*** Raw data

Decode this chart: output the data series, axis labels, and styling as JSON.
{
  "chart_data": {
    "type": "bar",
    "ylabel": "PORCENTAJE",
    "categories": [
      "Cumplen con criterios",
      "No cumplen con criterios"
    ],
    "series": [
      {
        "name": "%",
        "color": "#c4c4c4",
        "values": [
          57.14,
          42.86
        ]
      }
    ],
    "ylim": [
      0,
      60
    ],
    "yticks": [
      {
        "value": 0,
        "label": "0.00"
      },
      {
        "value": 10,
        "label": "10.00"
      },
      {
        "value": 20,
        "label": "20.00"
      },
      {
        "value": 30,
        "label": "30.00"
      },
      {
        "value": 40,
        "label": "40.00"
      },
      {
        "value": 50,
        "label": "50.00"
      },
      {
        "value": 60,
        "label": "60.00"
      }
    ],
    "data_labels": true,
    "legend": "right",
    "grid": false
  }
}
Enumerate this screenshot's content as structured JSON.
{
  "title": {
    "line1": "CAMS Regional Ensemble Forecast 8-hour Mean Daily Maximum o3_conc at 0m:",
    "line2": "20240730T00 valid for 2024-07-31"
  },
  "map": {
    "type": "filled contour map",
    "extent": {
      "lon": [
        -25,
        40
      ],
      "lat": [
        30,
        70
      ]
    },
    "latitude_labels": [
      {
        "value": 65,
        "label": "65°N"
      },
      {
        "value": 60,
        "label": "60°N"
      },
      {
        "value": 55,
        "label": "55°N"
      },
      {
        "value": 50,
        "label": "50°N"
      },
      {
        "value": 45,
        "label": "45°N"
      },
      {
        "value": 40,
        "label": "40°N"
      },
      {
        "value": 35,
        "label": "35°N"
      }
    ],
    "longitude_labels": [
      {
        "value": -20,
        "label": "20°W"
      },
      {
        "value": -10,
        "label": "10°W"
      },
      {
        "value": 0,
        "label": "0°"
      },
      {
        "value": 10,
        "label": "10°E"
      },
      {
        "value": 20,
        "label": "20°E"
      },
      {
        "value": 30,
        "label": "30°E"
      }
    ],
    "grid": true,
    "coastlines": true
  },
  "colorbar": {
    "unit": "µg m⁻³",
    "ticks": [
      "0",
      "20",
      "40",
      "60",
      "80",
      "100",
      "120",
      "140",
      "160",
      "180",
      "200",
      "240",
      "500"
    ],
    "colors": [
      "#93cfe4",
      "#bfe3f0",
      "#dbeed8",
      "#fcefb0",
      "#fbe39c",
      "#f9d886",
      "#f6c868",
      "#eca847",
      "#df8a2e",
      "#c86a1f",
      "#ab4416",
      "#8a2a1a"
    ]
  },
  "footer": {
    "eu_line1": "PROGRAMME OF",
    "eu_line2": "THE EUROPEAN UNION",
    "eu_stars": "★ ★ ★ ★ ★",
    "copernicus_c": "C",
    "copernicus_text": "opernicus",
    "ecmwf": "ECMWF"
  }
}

******

Nothing should be changed: write out all of the data as is.

## [Result below]
Decode this chart: output the data series, axis labels, and styling as JSON.
{
  "chart_data": {
    "type": "bar",
    "ylabel": "PORCENTAJE",
    "categories": [
      "Cumplen con criterios",
      "No cumplen con criterios"
    ],
    "series": [
      {
        "name": "%",
        "color": "#c4c4c4",
        "values": [
          57.14,
          42.86
        ]
      }
    ],
    "ylim": [
      0,
      60
    ],
    "yticks": [
      {
        "value": 0,
        "label": "0.00"
      },
      {
        "value": 10,
        "label": "10.00"
      },
      {
        "value": 20,
        "label": "20.00"
      },
      {
        "value": 30,
        "label": "30.00"
      },
      {
        "value": 40,
        "label": "40.00"
      },
      {
        "value": 50,
        "label": "50.00"
      },
      {
        "value": 60,
        "label": "60.00"
      }
    ],
    "data_labels": true,
    "legend": "right",
    "grid": false
  }
}
Enumerate this screenshot's content as structured JSON.
{
  "title": {
    "line1": "CAMS Regional Ensemble Forecast 8-hour Mean Daily Maximum o3_conc at 0m:",
    "line2": "20240730T00 valid for 2024-07-31"
  },
  "map": {
    "type": "filled contour map",
    "extent": {
      "lon": [
        -25,
        40
      ],
      "lat": [
        30,
        70
      ]
    },
    "latitude_labels": [
      {
        "value": 65,
        "label": "65°N"
      },
      {
        "value": 60,
        "label": "60°N"
      },
      {
        "value": 55,
        "label": "55°N"
      },
      {
        "value": 50,
        "label": "50°N"
      },
      {
        "value": 45,
        "label": "45°N"
      },
      {
        "value": 40,
        "label": "40°N"
      },
      {
        "value": 35,
        "label": "35°N"
      }
    ],
    "longitude_labels": [
      {
        "value": -20,
        "label": "20°W"
      },
      {
        "value": -10,
        "label": "10°W"
      },
      {
        "value": 0,
        "label": "0°"
      },
      {
        "value": 10,
        "label": "10°E"
      },
      {
        "value": 20,
        "label": "20°E"
      },
      {
        "value": 30,
        "label": "30°E"
      }
    ],
    "grid": true,
    "coastlines": true
  },
  "colorbar": {
    "unit": "µg m⁻³",
    "ticks": [
      "0",
      "20",
      "40",
      "60",
      "80",
      "100",
      "120",
      "140",
      "160",
      "180",
      "200",
      "240",
      "500"
    ],
    "colors": [
      "#93cfe4",
      "#bfe3f0",
      "#dbeed8",
      "#fcefb0",
      "#fbe39c",
      "#f9d886",
      "#f6c868",
      "#eca847",
      "#df8a2e",
      "#c86a1f",
      "#ab4416",
      "#8a2a1a"
    ]
  },
  "footer": {
    "eu_line1": "PROGRAMME OF",
    "eu_line2": "THE EUROPEAN UNION",
    "eu_stars": "★ ★ ★ ★ ★",
    "copernicus_c": "C",
    "copernicus_text": "opernicus",
    "ecmwf": "ECMWF"
  }
}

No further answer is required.